**PROBLEM STATEMENT:** Set each entry down verbatim, omitting images.

**DATA LISTING:**

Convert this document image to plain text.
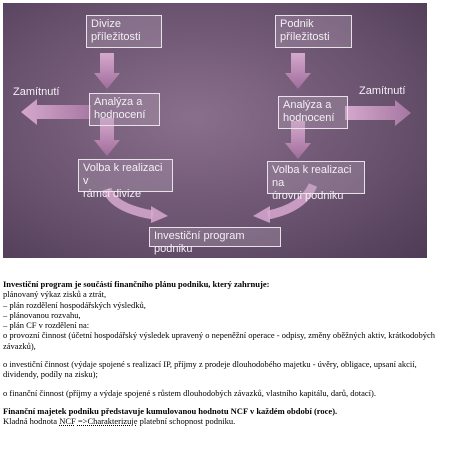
Divize
příležitosti
Podnik
příležitosti
Analýza a
hodnocení
Analýza a
hodnocení
Zamítnutí	Zamítnutí
Volba k realizaci v
rámci divize
Volba k realizaci na
úrovni podniku
Investiční program podniku

Investiční program je součástí finančního plánu podniku, který zahrnuje:

plánovaný výkaz zisků a ztrát,

– plán rozdělení hospodářských výsledků,

– plánovanou rozvahu,

– plán CF v rozdělení na:

o provozní činnost (účetní hospodářský výsledek upravený o nepeněžní operace - odpisy, změny oběžných aktiv, krátkodobých závazků),

o investiční činnost (výdaje spojené s realizací IP, příjmy z prodeje dlouhodobého majetku - úvěry, obligace, upsaní akcií, dividendy, podíly na zisku);

o finanční činnost (příjmy a výdaje spojené s růstem dlouhodobých závazků, vlastního kapitálu, darů, dotací).

Finanční majetek podniku představuje kumulovanou hodnotu NCF v každém období (roce).

Kladná hodnota NCF =>Charakterizuje platební schopnost podniku.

**THE RESULT:**
Convert this document image to plain text.
Divize
příležitosti
Podnik
příležitosti
Analýza a
hodnocení
Analýza a
hodnocení
Zamítnutí	Zamítnutí
Volba k realizaci v
rámci divize
Volba k realizaci na
úrovni podniku
Investiční program podniku

Investiční program je součástí finančního plánu podniku, který zahrnuje:

plánovaný výkaz zisků a ztrát,

– plán rozdělení hospodářských výsledků,

– plánovanou rozvahu,

– plán CF v rozdělení na:

o provozní činnost (účetní hospodářský výsledek upravený o nepeněžní operace - odpisy, změny oběžných aktiv, krátkodobých závazků),

o investiční činnost (výdaje spojené s realizací IP, příjmy z prodeje dlouhodobého majetku - úvěry, obligace, upsaní akcií, dividendy, podíly na zisku);

o finanční činnost (příjmy a výdaje spojené s růstem dlouhodobých závazků, vlastního kapitálu, darů, dotací).

Finanční majetek podniku představuje kumulovanou hodnotu NCF v každém období (roce).

Kladná hodnota NCF =>Charakterizuje platební schopnost podniku.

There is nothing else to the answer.